> _WRITTEN EXERCISE_: Your task is to locate every line holding the string "image" and to copy each of them.

■ ■ ■ ■ ■ ■ ■

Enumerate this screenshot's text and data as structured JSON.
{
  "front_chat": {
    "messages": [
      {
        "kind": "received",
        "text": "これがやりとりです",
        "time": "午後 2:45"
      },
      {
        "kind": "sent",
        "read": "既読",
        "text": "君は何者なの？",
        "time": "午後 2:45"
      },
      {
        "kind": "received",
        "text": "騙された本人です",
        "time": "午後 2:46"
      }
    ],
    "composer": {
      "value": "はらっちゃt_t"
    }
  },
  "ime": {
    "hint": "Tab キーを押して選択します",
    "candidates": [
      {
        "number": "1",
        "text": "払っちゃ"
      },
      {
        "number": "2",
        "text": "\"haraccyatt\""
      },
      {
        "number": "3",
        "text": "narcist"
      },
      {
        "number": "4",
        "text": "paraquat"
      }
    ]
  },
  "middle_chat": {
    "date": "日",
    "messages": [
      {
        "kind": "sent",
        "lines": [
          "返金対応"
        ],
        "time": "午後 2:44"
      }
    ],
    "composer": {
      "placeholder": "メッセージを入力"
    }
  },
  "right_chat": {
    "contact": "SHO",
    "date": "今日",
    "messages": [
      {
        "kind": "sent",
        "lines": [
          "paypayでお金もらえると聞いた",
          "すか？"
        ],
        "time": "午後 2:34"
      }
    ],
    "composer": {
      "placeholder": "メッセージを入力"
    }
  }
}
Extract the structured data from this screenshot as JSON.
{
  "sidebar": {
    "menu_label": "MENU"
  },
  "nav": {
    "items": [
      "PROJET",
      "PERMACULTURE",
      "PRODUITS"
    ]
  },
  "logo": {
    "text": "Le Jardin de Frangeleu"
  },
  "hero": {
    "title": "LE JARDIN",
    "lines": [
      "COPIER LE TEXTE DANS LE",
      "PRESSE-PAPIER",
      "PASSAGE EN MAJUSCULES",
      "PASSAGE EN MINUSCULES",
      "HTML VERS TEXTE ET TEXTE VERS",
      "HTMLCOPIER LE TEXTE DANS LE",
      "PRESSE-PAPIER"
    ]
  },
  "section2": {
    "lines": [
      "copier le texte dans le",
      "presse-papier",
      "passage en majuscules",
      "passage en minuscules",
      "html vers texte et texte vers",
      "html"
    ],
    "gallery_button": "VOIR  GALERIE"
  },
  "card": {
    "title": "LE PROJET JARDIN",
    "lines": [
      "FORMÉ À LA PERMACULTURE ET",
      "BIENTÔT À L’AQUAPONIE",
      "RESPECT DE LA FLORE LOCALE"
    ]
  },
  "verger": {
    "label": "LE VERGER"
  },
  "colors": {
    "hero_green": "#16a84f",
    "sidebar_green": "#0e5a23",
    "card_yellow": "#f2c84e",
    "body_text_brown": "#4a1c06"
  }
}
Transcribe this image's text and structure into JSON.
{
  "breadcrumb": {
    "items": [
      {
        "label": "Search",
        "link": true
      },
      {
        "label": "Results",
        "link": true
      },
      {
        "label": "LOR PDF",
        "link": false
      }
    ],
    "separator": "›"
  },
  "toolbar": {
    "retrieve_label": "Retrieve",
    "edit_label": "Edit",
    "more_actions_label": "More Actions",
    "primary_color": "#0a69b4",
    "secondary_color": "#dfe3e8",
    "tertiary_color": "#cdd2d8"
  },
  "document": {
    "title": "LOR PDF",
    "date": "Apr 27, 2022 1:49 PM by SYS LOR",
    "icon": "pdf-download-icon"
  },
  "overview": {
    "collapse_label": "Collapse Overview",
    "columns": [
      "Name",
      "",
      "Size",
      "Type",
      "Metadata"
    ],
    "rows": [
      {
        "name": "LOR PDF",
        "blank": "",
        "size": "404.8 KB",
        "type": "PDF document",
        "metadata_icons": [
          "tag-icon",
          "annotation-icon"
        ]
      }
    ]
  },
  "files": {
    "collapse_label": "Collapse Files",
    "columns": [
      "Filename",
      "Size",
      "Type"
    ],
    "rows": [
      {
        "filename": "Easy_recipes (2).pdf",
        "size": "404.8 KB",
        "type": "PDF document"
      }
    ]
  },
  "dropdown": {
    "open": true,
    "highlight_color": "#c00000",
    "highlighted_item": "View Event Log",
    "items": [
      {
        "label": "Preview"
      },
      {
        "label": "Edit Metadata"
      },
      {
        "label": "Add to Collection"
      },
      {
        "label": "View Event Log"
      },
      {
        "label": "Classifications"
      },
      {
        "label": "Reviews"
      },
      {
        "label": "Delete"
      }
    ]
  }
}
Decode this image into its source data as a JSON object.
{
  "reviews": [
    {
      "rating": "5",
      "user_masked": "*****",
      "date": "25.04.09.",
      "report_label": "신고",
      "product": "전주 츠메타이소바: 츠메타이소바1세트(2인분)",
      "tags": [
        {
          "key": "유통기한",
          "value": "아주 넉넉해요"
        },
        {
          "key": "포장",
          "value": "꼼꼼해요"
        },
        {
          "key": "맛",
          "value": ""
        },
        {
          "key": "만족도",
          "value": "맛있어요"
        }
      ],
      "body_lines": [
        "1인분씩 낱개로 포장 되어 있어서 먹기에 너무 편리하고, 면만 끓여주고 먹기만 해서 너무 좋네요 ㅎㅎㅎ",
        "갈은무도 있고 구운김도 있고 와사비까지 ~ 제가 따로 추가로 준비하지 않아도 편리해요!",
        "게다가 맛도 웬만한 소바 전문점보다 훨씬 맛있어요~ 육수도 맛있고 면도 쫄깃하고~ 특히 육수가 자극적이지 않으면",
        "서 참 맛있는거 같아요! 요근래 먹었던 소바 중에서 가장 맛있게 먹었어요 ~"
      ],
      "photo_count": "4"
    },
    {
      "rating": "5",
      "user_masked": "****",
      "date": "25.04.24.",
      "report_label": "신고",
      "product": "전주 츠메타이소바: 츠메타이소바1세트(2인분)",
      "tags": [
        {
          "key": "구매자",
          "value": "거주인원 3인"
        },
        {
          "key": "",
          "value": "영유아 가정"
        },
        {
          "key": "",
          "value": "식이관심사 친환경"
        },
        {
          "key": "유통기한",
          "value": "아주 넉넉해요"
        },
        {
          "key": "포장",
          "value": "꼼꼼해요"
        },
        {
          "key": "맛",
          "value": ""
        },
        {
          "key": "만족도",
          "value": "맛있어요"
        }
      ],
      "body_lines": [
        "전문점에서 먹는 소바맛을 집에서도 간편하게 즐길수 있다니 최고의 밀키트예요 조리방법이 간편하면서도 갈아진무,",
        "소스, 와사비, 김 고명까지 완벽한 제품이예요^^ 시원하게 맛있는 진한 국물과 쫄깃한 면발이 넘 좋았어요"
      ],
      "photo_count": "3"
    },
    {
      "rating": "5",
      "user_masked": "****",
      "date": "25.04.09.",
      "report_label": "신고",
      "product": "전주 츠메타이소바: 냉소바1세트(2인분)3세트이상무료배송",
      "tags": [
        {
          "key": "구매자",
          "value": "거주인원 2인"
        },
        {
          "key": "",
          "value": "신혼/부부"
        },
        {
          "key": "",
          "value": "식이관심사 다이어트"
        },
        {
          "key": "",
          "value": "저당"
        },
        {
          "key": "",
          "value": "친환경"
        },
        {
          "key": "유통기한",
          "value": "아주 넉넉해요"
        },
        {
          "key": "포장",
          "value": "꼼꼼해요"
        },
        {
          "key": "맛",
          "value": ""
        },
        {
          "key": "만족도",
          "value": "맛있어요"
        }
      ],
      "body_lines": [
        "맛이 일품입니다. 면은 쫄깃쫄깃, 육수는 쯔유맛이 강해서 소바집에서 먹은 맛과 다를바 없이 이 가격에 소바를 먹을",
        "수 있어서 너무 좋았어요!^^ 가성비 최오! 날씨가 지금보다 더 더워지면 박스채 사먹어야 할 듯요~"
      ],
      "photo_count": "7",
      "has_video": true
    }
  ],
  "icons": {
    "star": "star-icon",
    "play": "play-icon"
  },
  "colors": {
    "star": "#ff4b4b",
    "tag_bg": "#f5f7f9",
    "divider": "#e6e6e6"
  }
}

■ ■ ■ ■ ■ ■ ■

> _EXERCISE RESULT_:
Transcribe this image's text and structure into JSON.
Decode this image into its source data as a JSON object.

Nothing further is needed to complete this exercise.